* TASK OBJECTIVE: Type out the complete listing below word for word, without its pictures.

* EXTRACTED ENTRIES:
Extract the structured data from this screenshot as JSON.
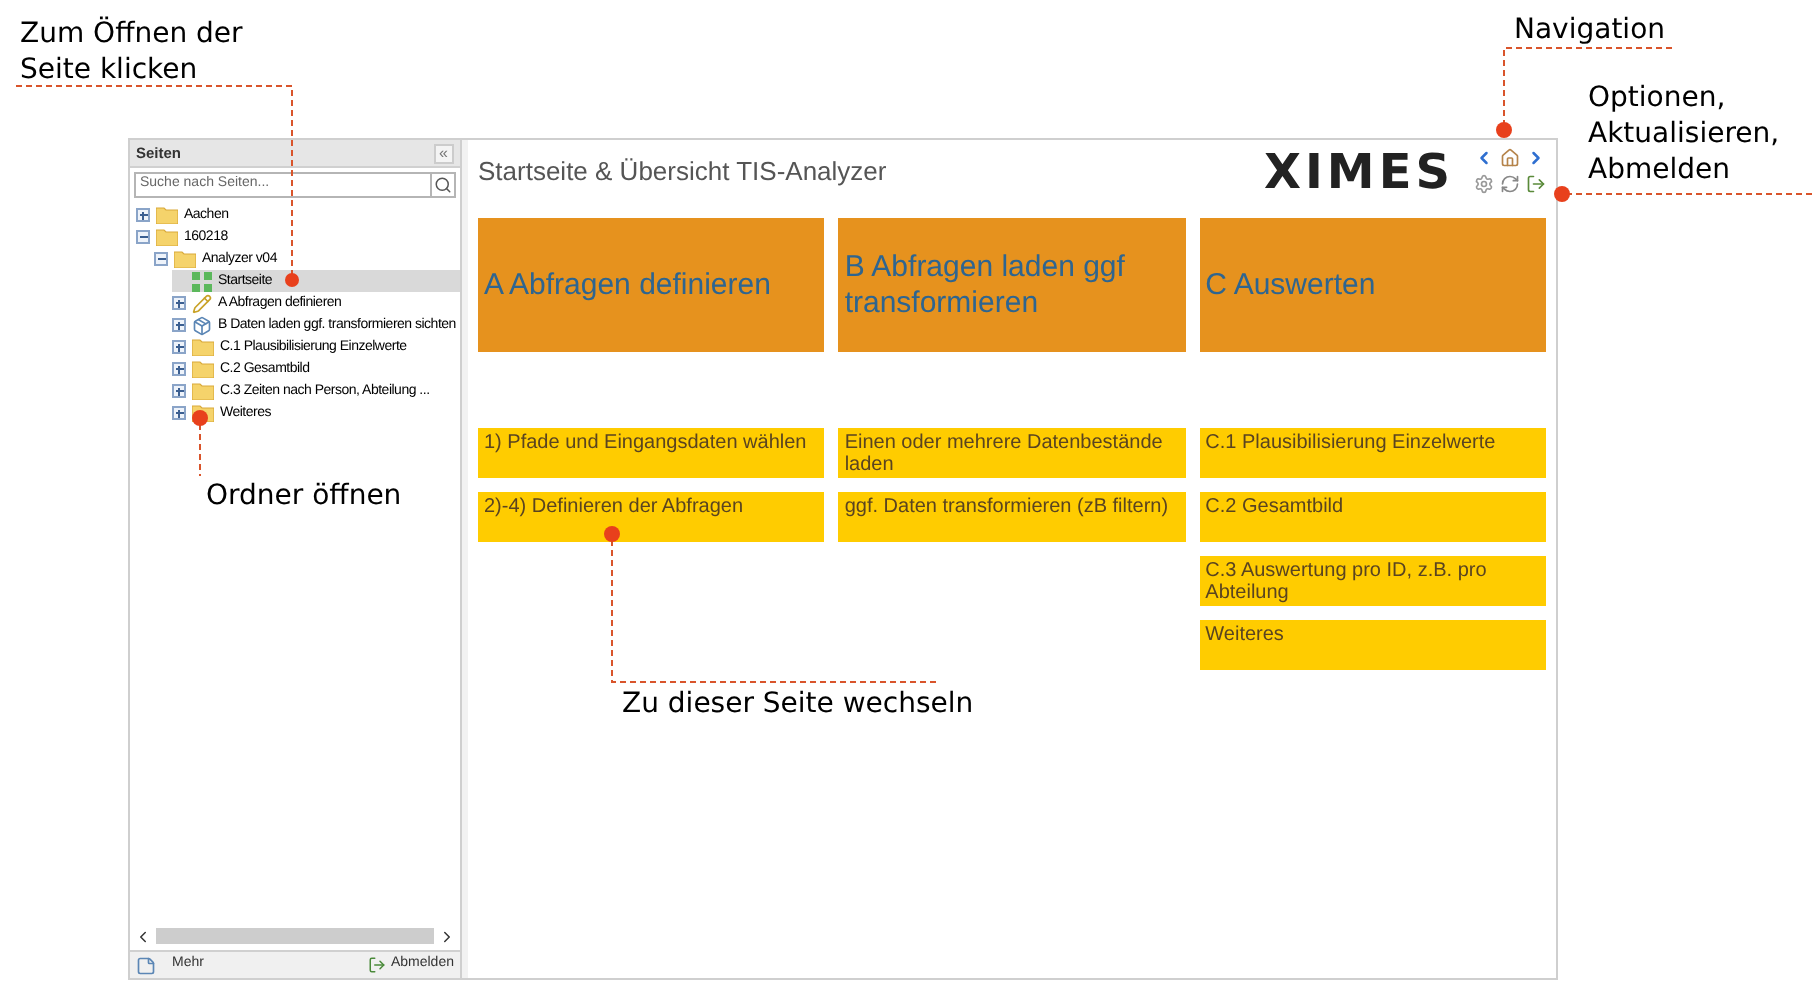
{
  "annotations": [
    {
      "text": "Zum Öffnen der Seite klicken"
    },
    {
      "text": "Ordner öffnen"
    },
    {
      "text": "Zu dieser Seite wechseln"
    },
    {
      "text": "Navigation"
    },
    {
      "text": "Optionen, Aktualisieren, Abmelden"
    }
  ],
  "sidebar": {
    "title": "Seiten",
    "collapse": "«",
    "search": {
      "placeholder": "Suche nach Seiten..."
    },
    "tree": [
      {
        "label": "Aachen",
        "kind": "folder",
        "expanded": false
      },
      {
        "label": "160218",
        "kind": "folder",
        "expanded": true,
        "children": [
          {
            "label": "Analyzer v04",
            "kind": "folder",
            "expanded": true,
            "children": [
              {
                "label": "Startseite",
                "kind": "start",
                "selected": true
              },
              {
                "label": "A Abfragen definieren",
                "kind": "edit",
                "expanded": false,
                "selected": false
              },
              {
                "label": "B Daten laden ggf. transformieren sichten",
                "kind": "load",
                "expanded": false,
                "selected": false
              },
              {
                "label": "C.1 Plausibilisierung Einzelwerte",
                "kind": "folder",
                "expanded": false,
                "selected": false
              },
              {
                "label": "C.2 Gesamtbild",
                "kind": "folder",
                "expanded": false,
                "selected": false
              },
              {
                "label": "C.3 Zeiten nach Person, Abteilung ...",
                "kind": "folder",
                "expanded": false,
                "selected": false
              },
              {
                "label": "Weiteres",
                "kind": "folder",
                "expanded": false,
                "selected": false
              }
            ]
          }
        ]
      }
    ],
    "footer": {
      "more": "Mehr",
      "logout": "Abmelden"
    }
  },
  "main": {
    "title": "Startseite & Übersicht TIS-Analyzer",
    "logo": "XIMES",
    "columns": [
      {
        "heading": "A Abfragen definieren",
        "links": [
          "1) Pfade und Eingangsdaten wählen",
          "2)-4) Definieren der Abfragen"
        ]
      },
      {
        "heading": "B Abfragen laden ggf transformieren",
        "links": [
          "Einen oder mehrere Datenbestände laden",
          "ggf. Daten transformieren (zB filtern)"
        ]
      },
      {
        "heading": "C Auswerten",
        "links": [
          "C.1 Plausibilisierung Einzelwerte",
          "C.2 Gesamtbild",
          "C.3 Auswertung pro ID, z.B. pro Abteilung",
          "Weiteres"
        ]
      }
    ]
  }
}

* TASK RESPONSE:
Extract the structured data from this screenshot as JSON.
{
  "annotations": [
    {
      "text": "Zum Öffnen der Seite klicken"
    },
    {
      "text": "Ordner öffnen"
    },
    {
      "text": "Zu dieser Seite wechseln"
    },
    {
      "text": "Navigation"
    },
    {
      "text": "Optionen, Aktualisieren, Abmelden"
    }
  ],
  "sidebar": {
    "title": "Seiten",
    "collapse": "«",
    "search": {
      "placeholder": "Suche nach Seiten..."
    },
    "tree": [
      {
        "label": "Aachen",
        "kind": "folder",
        "expanded": false
      },
      {
        "label": "160218",
        "kind": "folder",
        "expanded": true,
        "children": [
          {
            "label": "Analyzer v04",
            "kind": "folder",
            "expanded": true,
            "children": [
              {
                "label": "Startseite",
                "kind": "start",
                "selected": true
              },
              {
                "label": "A Abfragen definieren",
                "kind": "edit",
                "expanded": false,
                "selected": false
              },
              {
                "label": "B Daten laden ggf. transformieren sichten",
                "kind": "load",
                "expanded": false,
                "selected": false
              },
              {
                "label": "C.1 Plausibilisierung Einzelwerte",
                "kind": "folder",
                "expanded": false,
                "selected": false
              },
              {
                "label": "C.2 Gesamtbild",
                "kind": "folder",
                "expanded": false,
                "selected": false
              },
              {
                "label": "C.3 Zeiten nach Person, Abteilung ...",
                "kind": "folder",
                "expanded": false,
                "selected": false
              },
              {
                "label": "Weiteres",
                "kind": "folder",
                "expanded": false,
                "selected": false
              }
            ]
          }
        ]
      }
    ],
    "footer": {
      "more": "Mehr",
      "logout": "Abmelden"
    }
  },
  "main": {
    "title": "Startseite & Übersicht TIS-Analyzer",
    "logo": "XIMES",
    "columns": [
      {
        "heading": "A Abfragen definieren",
        "links": [
          "1) Pfade und Eingangsdaten wählen",
          "2)-4) Definieren der Abfragen"
        ]
      },
      {
        "heading": "B Abfragen laden ggf transformieren",
        "links": [
          "Einen oder mehrere Datenbestände laden",
          "ggf. Daten transformieren (zB filtern)"
        ]
      },
      {
        "heading": "C Auswerten",
        "links": [
          "C.1 Plausibilisierung Einzelwerte",
          "C.2 Gesamtbild",
          "C.3 Auswertung pro ID, z.B. pro Abteilung",
          "Weiteres"
        ]
      }
    ]
  }
}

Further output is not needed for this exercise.